start Entries

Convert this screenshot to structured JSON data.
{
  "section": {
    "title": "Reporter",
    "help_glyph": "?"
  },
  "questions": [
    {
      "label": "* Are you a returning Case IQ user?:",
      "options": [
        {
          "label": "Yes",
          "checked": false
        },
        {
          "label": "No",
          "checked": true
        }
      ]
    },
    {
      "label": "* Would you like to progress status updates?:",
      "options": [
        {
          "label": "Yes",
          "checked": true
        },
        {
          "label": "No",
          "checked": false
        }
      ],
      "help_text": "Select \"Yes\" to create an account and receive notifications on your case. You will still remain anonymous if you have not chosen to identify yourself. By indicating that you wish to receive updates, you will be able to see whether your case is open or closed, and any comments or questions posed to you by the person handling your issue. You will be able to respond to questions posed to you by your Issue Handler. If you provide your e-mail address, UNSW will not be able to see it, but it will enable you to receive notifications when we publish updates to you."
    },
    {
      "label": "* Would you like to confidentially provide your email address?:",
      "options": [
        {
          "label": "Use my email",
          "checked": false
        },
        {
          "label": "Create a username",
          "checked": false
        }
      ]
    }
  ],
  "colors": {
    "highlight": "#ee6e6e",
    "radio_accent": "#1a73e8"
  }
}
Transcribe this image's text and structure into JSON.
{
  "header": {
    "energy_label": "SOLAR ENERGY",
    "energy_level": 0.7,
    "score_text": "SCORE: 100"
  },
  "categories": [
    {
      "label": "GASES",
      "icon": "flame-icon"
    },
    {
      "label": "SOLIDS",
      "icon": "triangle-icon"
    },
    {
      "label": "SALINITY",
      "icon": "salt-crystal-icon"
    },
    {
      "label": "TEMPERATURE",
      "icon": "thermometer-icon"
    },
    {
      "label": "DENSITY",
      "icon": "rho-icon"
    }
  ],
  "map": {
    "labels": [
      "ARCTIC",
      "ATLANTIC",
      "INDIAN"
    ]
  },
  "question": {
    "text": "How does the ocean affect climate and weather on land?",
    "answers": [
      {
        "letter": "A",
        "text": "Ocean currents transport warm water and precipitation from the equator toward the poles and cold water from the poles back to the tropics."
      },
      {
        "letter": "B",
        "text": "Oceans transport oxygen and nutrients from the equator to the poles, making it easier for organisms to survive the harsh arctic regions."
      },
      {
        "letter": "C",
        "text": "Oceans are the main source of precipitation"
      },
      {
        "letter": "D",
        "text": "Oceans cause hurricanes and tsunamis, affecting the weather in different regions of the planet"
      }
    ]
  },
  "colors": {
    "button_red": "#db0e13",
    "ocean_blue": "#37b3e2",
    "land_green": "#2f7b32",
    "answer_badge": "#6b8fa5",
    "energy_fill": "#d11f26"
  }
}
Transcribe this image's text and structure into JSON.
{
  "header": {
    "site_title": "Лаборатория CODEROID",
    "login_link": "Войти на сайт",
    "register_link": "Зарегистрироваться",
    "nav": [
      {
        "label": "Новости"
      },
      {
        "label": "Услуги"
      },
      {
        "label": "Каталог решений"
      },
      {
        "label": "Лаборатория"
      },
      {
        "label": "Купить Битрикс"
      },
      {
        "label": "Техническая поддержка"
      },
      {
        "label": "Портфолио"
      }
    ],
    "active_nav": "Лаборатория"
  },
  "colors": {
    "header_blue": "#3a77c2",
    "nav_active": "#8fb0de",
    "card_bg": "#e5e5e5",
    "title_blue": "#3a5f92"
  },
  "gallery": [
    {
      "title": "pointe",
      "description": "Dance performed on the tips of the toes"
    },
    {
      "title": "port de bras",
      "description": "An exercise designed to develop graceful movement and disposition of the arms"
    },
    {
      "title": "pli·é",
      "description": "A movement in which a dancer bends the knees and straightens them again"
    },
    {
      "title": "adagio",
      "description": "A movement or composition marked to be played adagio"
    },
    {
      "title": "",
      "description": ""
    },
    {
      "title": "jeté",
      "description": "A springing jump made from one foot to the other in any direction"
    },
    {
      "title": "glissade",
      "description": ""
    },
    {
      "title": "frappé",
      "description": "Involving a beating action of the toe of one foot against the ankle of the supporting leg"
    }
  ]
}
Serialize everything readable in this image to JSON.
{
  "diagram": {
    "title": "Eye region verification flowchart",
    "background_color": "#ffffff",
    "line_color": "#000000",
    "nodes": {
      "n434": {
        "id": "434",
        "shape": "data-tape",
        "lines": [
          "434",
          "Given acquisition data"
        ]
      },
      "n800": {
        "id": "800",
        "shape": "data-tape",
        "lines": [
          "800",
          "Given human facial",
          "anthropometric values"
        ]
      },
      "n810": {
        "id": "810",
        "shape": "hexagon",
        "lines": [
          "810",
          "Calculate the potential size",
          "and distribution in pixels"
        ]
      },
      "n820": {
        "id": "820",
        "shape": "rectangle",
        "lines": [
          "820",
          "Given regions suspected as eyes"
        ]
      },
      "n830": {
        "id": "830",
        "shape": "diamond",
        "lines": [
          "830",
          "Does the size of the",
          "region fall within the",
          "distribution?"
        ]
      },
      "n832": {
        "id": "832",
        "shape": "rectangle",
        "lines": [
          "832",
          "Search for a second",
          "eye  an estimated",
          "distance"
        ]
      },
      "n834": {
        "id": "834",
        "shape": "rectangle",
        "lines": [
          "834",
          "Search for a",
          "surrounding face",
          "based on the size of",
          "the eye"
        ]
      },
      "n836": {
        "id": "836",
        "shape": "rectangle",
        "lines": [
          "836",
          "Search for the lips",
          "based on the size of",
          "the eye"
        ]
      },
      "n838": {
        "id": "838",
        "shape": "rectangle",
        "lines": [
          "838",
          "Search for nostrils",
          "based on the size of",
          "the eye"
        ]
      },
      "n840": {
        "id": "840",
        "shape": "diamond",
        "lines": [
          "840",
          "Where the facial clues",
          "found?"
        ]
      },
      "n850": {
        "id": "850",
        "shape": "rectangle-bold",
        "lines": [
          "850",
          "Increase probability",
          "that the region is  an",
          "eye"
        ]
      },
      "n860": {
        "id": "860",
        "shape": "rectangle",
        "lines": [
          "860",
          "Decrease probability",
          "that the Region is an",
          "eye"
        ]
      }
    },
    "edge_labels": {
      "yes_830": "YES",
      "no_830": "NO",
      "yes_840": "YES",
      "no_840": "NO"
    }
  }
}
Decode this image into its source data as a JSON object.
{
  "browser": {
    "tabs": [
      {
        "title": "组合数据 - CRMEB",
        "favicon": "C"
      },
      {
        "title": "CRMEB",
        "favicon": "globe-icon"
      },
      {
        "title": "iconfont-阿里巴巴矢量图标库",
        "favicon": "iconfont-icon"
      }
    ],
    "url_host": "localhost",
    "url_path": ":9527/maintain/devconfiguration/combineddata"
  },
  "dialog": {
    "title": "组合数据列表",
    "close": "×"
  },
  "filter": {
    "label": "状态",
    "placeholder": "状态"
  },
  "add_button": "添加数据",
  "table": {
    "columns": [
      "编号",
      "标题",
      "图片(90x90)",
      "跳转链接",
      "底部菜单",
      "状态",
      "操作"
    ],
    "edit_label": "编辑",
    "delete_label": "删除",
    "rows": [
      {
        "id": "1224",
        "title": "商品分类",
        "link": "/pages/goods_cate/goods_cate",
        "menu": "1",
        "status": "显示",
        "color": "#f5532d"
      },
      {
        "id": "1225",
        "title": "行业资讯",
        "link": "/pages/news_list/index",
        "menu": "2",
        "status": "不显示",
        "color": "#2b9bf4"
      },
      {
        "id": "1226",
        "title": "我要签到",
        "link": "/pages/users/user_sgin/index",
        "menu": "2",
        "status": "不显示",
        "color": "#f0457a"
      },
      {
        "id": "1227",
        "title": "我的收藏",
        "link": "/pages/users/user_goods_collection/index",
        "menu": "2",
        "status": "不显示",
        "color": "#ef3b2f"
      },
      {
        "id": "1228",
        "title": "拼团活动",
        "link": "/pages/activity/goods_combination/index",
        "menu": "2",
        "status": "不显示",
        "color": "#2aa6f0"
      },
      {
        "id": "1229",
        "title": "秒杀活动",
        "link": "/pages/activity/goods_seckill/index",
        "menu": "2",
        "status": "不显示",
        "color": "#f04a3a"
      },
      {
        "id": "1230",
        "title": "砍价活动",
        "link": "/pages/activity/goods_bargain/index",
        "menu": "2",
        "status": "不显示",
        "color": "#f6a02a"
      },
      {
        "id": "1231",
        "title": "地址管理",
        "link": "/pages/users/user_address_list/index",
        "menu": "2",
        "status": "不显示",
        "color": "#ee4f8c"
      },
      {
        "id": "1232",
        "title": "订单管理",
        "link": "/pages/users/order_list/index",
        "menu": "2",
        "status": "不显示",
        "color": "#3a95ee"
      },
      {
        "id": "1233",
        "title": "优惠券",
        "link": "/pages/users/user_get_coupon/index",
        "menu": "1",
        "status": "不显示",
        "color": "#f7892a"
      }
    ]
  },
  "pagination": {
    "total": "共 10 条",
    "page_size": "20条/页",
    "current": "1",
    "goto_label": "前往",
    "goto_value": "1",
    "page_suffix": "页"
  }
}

end Entries

→ Instructions for the task
From the data above, copy each line where the string "description" appears.

→ Problem solution
      "description": "Dance performed on the tips of the toes"
      "description": "An exercise designed to develop graceful movement and disposition of the arms"
      "description": "A movement in which a dancer bends the knees and straightens them again"
      "description": "A movement or composition marked to be played adagio"
      "description": ""
      "description": "A springing jump made from one foot to the other in any direction"
      "description": ""
      "description": "Involving a beating action of the toe of one foot against the ankle of the supporting leg"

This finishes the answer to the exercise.